**Exercise directions**
Repeat every entry in the listing below, exactly.

-- Start of Supplied material --

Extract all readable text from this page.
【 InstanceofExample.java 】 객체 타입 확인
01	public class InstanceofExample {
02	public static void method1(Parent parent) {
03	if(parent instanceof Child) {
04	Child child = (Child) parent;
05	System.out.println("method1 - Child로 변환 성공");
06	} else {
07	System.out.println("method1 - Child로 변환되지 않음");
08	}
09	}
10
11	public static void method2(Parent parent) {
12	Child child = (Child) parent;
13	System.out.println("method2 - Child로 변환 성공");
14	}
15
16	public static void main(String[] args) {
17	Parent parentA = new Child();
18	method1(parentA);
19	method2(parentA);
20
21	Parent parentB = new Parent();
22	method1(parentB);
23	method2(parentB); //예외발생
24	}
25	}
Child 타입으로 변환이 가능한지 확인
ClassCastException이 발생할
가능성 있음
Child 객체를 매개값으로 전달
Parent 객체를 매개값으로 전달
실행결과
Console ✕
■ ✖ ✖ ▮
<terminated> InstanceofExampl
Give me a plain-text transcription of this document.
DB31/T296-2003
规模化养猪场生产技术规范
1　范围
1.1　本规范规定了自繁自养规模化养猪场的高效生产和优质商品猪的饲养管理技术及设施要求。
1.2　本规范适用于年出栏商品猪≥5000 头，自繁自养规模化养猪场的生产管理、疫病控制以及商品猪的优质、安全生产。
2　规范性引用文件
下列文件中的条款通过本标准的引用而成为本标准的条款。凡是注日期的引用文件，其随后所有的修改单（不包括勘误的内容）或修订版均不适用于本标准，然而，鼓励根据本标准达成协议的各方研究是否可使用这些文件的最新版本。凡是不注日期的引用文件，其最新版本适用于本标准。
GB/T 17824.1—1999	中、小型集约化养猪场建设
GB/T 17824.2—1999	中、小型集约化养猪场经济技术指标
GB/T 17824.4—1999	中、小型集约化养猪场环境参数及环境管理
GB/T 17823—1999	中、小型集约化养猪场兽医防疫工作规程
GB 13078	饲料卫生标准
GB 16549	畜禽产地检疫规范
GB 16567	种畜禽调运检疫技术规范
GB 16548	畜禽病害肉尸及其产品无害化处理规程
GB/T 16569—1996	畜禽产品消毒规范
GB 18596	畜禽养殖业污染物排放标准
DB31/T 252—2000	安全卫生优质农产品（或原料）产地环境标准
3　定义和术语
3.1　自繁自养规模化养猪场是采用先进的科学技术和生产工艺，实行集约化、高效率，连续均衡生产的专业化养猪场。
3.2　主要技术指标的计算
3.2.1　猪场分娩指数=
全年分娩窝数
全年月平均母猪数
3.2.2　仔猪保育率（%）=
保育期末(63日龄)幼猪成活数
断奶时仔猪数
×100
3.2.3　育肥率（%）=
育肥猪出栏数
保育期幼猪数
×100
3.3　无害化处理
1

-- End of Supplied material --

**Response to this task**
Extract all readable text from this page.
【 InstanceofExample.java 】 객체 타입 확인
01	public class InstanceofExample {
02	public static void method1(Parent parent) {
03	if(parent instanceof Child) {
04	Child child = (Child) parent;
05	System.out.println("method1 - Child로 변환 성공");
06	} else {
07	System.out.println("method1 - Child로 변환되지 않음");
08	}
09	}
10
11	public static void method2(Parent parent) {
12	Child child = (Child) parent;
13	System.out.println("method2 - Child로 변환 성공");
14	}
15
16	public static void main(String[] args) {
17	Parent parentA = new Child();
18	method1(parentA);
19	method2(parentA);
20
21	Parent parentB = new Parent();
22	method1(parentB);
23	method2(parentB); //예외발생
24	}
25	}
Child 타입으로 변환이 가능한지 확인
ClassCastException이 발생할
가능성 있음
Child 객체를 매개값으로 전달
Parent 객체를 매개값으로 전달
실행결과
Console ✕
■ ✖ ✖ ▮
<terminated> InstanceofExampl
Give me a plain-text transcription of this document.
DB31/T296-2003
规模化养猪场生产技术规范
1　范围
1.1　本规范规定了自繁自养规模化养猪场的高效生产和优质商品猪的饲养管理技术及设施要求。
1.2　本规范适用于年出栏商品猪≥5000 头，自繁自养规模化养猪场的生产管理、疫病控制以及商品猪的优质、安全生产。
2　规范性引用文件
下列文件中的条款通过本标准的引用而成为本标准的条款。凡是注日期的引用文件，其随后所有的修改单（不包括勘误的内容）或修订版均不适用于本标准，然而，鼓励根据本标准达成协议的各方研究是否可使用这些文件的最新版本。凡是不注日期的引用文件，其最新版本适用于本标准。
GB/T 17824.1—1999	中、小型集约化养猪场建设
GB/T 17824.2—1999	中、小型集约化养猪场经济技术指标
GB/T 17824.4—1999	中、小型集约化养猪场环境参数及环境管理
GB/T 17823—1999	中、小型集约化养猪场兽医防疫工作规程
GB 13078	饲料卫生标准
GB 16549	畜禽产地检疫规范
GB 16567	种畜禽调运检疫技术规范
GB 16548	畜禽病害肉尸及其产品无害化处理规程
GB/T 16569—1996	畜禽产品消毒规范
GB 18596	畜禽养殖业污染物排放标准
DB31/T 252—2000	安全卫生优质农产品（或原料）产地环境标准
3　定义和术语
3.1　自繁自养规模化养猪场是采用先进的科学技术和生产工艺，实行集约化、高效率，连续均衡生产的专业化养猪场。
3.2　主要技术指标的计算
3.2.1　猪场分娩指数=
全年分娩窝数
全年月平均母猪数
3.2.2　仔猪保育率（%）=
保育期末(63日龄)幼猪成活数
断奶时仔猪数
×100
3.2.3　育肥率（%）=
育肥猪出栏数
保育期幼猪数
×100
3.3　无害化处理
1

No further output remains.